◆ WHAT YOU ARE ASKED TO DO ◆
Show every line in the records below that contains the word "title".

[Data tied to figure images]
---------------

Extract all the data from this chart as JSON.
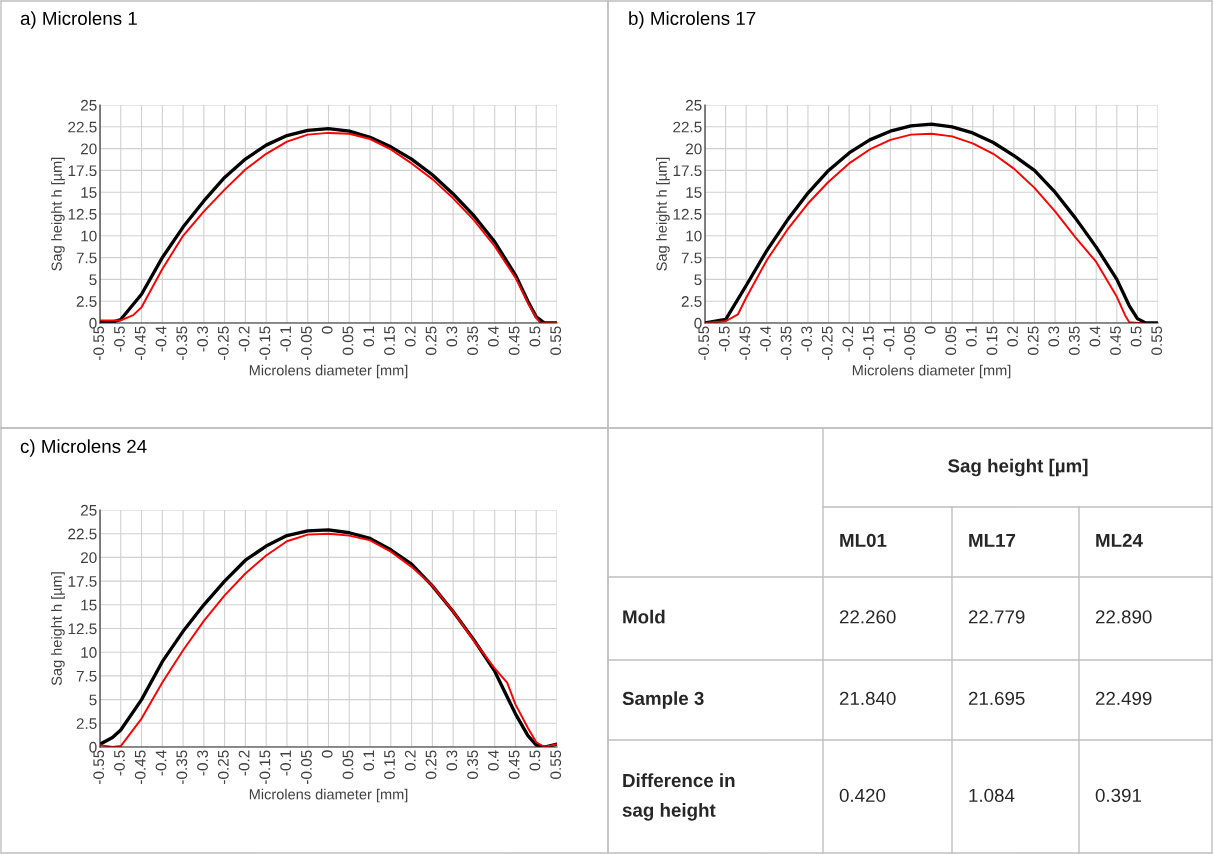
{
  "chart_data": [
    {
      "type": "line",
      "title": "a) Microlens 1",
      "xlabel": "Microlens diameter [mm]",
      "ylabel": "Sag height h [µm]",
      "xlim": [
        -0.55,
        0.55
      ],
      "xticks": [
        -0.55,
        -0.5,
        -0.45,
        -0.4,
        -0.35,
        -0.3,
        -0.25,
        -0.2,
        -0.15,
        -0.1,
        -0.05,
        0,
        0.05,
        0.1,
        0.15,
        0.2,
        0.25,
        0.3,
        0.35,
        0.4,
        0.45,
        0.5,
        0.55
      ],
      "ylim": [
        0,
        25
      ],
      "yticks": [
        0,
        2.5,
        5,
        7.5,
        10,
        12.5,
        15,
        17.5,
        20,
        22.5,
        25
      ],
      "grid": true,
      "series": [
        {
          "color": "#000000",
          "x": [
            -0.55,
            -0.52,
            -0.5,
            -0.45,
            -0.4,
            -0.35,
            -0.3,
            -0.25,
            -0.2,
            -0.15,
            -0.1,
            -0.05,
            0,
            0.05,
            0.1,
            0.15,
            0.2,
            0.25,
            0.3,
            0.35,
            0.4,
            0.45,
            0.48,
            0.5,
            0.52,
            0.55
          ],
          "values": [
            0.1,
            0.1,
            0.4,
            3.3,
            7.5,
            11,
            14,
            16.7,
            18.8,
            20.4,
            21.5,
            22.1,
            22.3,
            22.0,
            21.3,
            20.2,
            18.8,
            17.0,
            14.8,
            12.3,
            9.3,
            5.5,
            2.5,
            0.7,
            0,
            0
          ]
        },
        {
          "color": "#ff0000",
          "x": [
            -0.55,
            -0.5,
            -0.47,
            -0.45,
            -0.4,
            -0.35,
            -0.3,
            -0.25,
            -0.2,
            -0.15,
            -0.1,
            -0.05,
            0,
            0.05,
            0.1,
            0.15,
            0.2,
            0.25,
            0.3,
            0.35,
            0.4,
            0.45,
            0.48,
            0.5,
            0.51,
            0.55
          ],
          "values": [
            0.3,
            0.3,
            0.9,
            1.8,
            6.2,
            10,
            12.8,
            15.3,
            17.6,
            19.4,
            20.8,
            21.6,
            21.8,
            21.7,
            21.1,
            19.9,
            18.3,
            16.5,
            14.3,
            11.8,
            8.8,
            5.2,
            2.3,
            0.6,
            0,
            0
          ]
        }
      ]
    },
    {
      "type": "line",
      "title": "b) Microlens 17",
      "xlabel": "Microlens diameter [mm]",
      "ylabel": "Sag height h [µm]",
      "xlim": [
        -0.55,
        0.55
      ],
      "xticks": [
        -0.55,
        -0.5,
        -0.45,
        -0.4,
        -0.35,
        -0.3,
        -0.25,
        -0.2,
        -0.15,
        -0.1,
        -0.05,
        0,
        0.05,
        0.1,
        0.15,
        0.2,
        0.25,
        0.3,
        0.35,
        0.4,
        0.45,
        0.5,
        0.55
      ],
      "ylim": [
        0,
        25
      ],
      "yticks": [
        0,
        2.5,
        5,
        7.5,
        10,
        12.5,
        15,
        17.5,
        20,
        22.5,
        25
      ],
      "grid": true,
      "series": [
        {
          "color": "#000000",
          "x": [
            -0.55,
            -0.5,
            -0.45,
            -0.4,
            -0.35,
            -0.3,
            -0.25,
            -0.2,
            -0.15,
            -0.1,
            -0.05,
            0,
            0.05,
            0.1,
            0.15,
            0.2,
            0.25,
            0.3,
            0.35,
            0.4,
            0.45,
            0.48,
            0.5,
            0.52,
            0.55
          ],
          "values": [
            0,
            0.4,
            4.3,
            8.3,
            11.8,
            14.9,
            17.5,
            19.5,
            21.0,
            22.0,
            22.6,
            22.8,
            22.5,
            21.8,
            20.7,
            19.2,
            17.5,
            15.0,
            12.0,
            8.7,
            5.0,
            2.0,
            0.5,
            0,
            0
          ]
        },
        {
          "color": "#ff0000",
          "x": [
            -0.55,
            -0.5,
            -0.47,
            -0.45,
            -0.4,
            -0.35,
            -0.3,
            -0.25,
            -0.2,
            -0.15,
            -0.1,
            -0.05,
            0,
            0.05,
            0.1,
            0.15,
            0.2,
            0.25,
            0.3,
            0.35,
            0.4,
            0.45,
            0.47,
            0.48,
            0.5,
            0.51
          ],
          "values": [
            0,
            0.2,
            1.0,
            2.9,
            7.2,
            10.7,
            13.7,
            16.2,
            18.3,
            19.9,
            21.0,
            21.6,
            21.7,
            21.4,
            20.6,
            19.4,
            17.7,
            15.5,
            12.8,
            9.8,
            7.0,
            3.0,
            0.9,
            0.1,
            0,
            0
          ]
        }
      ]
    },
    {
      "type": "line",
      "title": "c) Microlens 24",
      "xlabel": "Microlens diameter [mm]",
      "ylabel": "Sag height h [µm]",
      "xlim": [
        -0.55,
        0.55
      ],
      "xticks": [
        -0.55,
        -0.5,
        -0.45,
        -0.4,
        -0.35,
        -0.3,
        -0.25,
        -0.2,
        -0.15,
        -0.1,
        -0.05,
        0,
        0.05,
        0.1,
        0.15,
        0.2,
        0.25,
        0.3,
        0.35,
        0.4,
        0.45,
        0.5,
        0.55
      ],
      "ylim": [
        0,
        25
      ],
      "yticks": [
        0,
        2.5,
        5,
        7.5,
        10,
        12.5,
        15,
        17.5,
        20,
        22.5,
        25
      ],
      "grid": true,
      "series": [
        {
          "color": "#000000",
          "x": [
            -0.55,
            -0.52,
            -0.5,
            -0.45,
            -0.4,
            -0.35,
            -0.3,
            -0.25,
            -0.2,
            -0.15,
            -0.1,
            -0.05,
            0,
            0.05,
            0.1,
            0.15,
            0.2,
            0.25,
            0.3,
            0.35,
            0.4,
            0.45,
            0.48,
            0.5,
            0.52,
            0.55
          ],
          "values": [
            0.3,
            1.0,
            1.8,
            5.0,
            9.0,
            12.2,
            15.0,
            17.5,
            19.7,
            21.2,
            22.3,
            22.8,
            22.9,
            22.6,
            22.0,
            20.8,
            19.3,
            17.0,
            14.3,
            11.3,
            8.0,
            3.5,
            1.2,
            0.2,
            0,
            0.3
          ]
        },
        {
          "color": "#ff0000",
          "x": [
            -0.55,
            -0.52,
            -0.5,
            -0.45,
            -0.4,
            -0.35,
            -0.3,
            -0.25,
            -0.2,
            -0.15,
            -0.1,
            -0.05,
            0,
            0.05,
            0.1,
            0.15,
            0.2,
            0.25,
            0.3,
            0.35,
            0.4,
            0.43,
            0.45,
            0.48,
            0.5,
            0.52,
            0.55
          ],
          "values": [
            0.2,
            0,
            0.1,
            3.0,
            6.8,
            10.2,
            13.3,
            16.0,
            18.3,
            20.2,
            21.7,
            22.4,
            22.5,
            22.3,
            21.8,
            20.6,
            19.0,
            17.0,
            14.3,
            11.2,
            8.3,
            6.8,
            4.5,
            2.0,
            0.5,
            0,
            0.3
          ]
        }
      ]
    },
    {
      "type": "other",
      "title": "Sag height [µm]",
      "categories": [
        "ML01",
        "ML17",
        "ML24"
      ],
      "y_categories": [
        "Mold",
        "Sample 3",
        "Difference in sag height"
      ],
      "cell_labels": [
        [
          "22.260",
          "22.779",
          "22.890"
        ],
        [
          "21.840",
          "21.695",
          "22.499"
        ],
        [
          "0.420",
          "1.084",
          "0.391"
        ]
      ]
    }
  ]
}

---------------

◆ RESPONSE FOR THIS EXERCISE ◆
      "title": "a) Microlens 1",
      "title": "b) Microlens 17",
      "title": "c) Microlens 24",
      "title": "Sag height [µm]",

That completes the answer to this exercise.